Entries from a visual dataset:
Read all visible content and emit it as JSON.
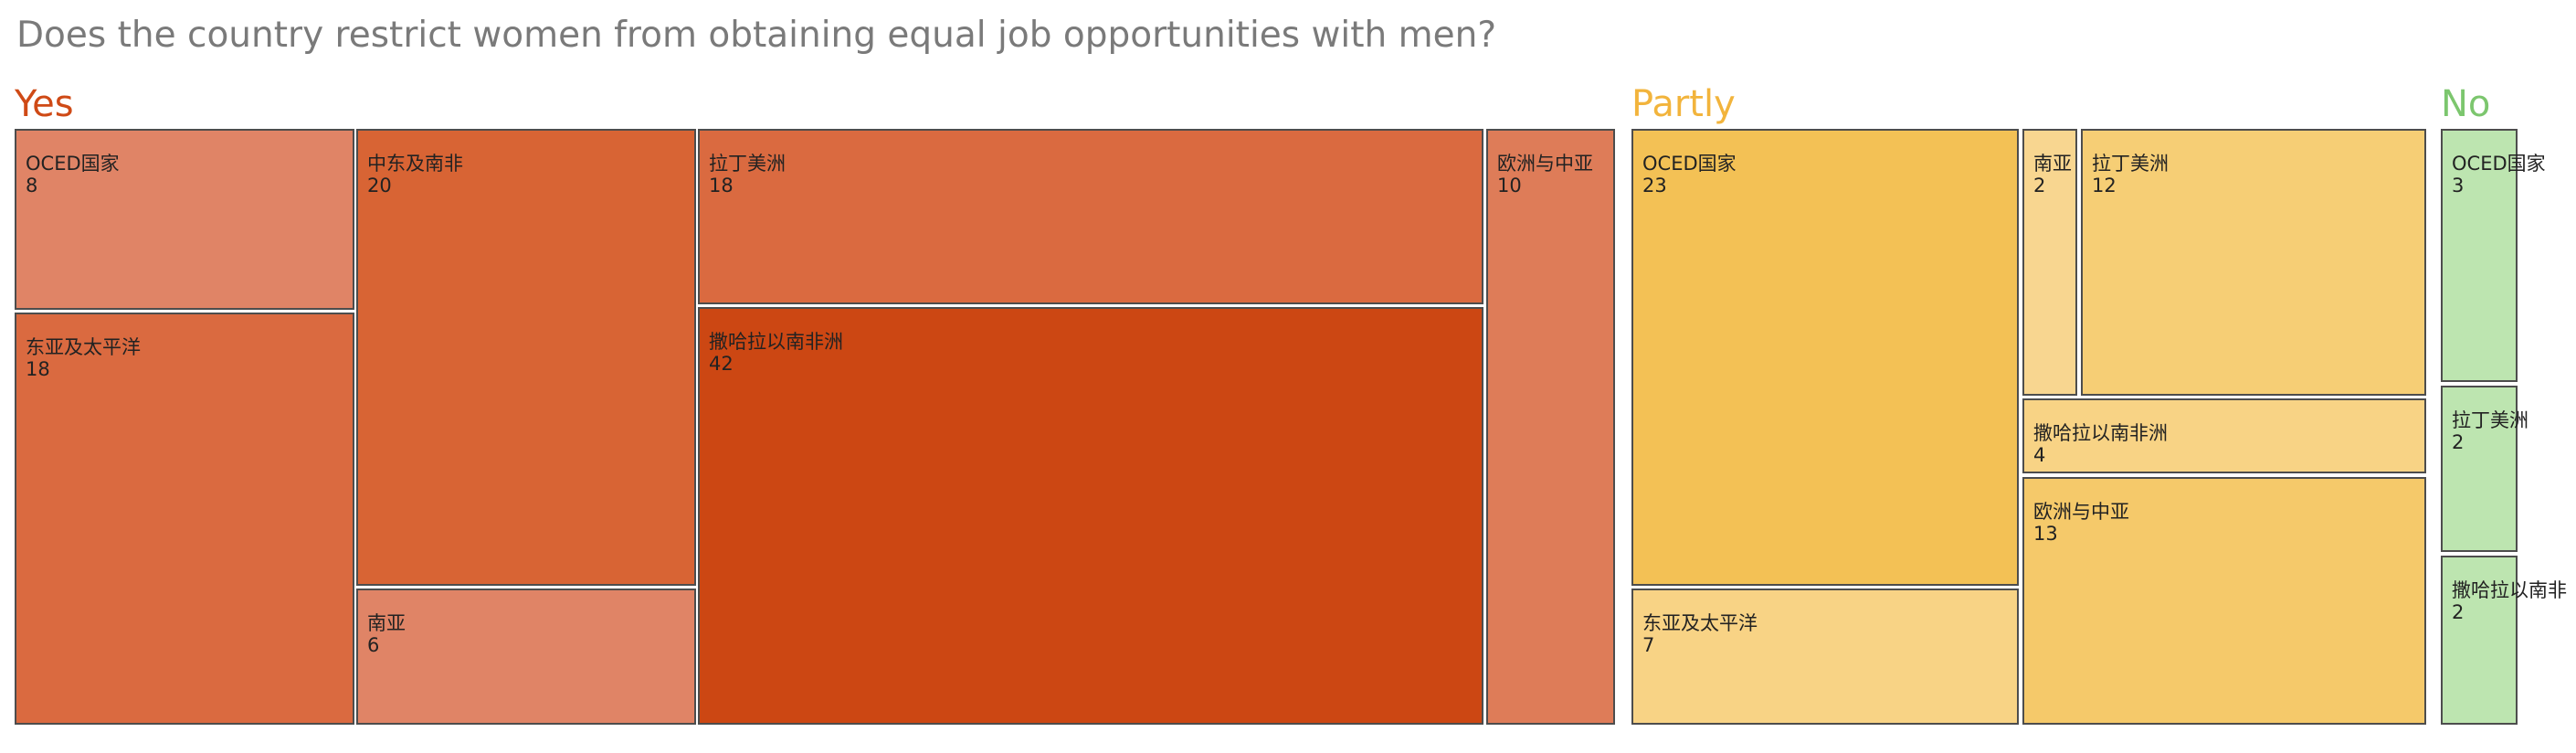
{
  "chart_data": {
    "type": "treemap",
    "title": "Does the country restrict women from obtaining equal job opportunities with men?",
    "groups": [
      {
        "name": "Yes",
        "color": "#cf4a16",
        "items": [
          {
            "label": "OCED国家",
            "value": 8,
            "color": "#e08466"
          },
          {
            "label": "东亚及太平洋",
            "value": 18,
            "color": "#da6a40"
          },
          {
            "label": "中东及南非",
            "value": 20,
            "color": "#d86434"
          },
          {
            "label": "南亚",
            "value": 6,
            "color": "#e08466"
          },
          {
            "label": "拉丁美洲",
            "value": 18,
            "color": "#da6a40"
          },
          {
            "label": "撒哈拉以南非洲",
            "value": 42,
            "color": "#cc4713"
          },
          {
            "label": "欧洲与中亚",
            "value": 10,
            "color": "#de7c58"
          }
        ]
      },
      {
        "name": "Partly",
        "color": "#f2b43c",
        "items": [
          {
            "label": "OCED国家",
            "value": 23,
            "color": "#f3c155"
          },
          {
            "label": "东亚及太平洋",
            "value": 7,
            "color": "#f8d385"
          },
          {
            "label": "南亚",
            "value": 2,
            "color": "#f8d690"
          },
          {
            "label": "拉丁美洲",
            "value": 12,
            "color": "#f6ce75"
          },
          {
            "label": "撒哈拉以南非洲",
            "value": 4,
            "color": "#f8d385"
          },
          {
            "label": "欧洲与中亚",
            "value": 13,
            "color": "#f5c96a"
          }
        ]
      },
      {
        "name": "No",
        "color": "#7cc66e",
        "items": [
          {
            "label": "OCED国家",
            "value": 3,
            "color": "#bde5b0"
          },
          {
            "label": "拉丁美洲",
            "value": 2,
            "color": "#bde5b0"
          },
          {
            "label": "撒哈拉以南非",
            "value": 2,
            "color": "#bde5b0"
          }
        ]
      }
    ]
  }
}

Your objective:
Transcribe each entry above exactly, apart from the pictures.

Written solution:
Read all visible content and emit it as JSON.
{
  "chart_data": {
    "type": "treemap",
    "title": "Does the country restrict women from obtaining equal job opportunities with men?",
    "groups": [
      {
        "name": "Yes",
        "color": "#cf4a16",
        "items": [
          {
            "label": "OCED国家",
            "value": 8,
            "color": "#e08466"
          },
          {
            "label": "东亚及太平洋",
            "value": 18,
            "color": "#da6a40"
          },
          {
            "label": "中东及南非",
            "value": 20,
            "color": "#d86434"
          },
          {
            "label": "南亚",
            "value": 6,
            "color": "#e08466"
          },
          {
            "label": "拉丁美洲",
            "value": 18,
            "color": "#da6a40"
          },
          {
            "label": "撒哈拉以南非洲",
            "value": 42,
            "color": "#cc4713"
          },
          {
            "label": "欧洲与中亚",
            "value": 10,
            "color": "#de7c58"
          }
        ]
      },
      {
        "name": "Partly",
        "color": "#f2b43c",
        "items": [
          {
            "label": "OCED国家",
            "value": 23,
            "color": "#f3c155"
          },
          {
            "label": "东亚及太平洋",
            "value": 7,
            "color": "#f8d385"
          },
          {
            "label": "南亚",
            "value": 2,
            "color": "#f8d690"
          },
          {
            "label": "拉丁美洲",
            "value": 12,
            "color": "#f6ce75"
          },
          {
            "label": "撒哈拉以南非洲",
            "value": 4,
            "color": "#f8d385"
          },
          {
            "label": "欧洲与中亚",
            "value": 13,
            "color": "#f5c96a"
          }
        ]
      },
      {
        "name": "No",
        "color": "#7cc66e",
        "items": [
          {
            "label": "OCED国家",
            "value": 3,
            "color": "#bde5b0"
          },
          {
            "label": "拉丁美洲",
            "value": 2,
            "color": "#bde5b0"
          },
          {
            "label": "撒哈拉以南非",
            "value": 2,
            "color": "#bde5b0"
          }
        ]
      }
    ]
  }
}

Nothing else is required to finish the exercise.